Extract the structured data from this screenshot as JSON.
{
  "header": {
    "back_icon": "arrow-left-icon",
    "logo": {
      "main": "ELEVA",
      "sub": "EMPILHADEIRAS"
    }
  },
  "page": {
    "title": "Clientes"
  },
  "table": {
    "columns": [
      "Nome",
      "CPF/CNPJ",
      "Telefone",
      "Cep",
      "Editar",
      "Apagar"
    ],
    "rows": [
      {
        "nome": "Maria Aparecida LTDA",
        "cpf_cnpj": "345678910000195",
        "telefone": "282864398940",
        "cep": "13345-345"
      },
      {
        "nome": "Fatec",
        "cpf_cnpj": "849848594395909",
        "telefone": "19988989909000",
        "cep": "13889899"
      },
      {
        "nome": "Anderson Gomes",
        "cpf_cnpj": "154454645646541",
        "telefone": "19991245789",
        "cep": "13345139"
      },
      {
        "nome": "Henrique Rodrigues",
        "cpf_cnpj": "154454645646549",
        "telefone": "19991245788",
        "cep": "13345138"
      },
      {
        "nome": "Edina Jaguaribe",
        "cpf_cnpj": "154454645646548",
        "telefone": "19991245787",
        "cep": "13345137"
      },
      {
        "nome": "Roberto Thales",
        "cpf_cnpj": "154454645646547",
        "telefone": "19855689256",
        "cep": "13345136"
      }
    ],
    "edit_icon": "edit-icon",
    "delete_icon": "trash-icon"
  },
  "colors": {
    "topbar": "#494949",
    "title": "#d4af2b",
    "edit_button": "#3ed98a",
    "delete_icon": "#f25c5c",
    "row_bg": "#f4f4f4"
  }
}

━━━━━━━━━━━━━━━━

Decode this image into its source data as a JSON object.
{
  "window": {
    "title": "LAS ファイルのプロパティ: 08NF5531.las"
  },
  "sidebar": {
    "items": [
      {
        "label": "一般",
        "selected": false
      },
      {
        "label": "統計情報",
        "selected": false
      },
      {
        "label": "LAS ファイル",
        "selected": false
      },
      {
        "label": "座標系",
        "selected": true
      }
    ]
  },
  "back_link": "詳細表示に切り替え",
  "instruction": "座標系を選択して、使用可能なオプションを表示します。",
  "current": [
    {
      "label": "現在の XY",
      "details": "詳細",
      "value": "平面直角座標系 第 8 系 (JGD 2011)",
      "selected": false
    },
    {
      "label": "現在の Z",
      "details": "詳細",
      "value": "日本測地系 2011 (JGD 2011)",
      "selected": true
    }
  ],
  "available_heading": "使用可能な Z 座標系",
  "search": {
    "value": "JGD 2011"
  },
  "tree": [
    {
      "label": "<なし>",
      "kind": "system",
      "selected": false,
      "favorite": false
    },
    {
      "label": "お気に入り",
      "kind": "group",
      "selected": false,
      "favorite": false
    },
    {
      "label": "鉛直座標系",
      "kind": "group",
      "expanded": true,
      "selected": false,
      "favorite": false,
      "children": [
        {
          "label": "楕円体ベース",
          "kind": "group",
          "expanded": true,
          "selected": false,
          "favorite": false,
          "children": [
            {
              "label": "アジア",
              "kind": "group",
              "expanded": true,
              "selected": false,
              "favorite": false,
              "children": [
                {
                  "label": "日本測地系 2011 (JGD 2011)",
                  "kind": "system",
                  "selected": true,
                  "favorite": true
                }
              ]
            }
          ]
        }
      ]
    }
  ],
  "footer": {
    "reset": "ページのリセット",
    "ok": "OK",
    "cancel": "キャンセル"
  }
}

━━━━━━━━━━━━━━━━

▸ **Exercise aim**: Every line that holds the string "日本測地系" should be returned.

▸ **Finished answer**:
      "value": "日本測地系 2011 (JGD 2011)",
                  "label": "日本測地系 2011 (JGD 2011)",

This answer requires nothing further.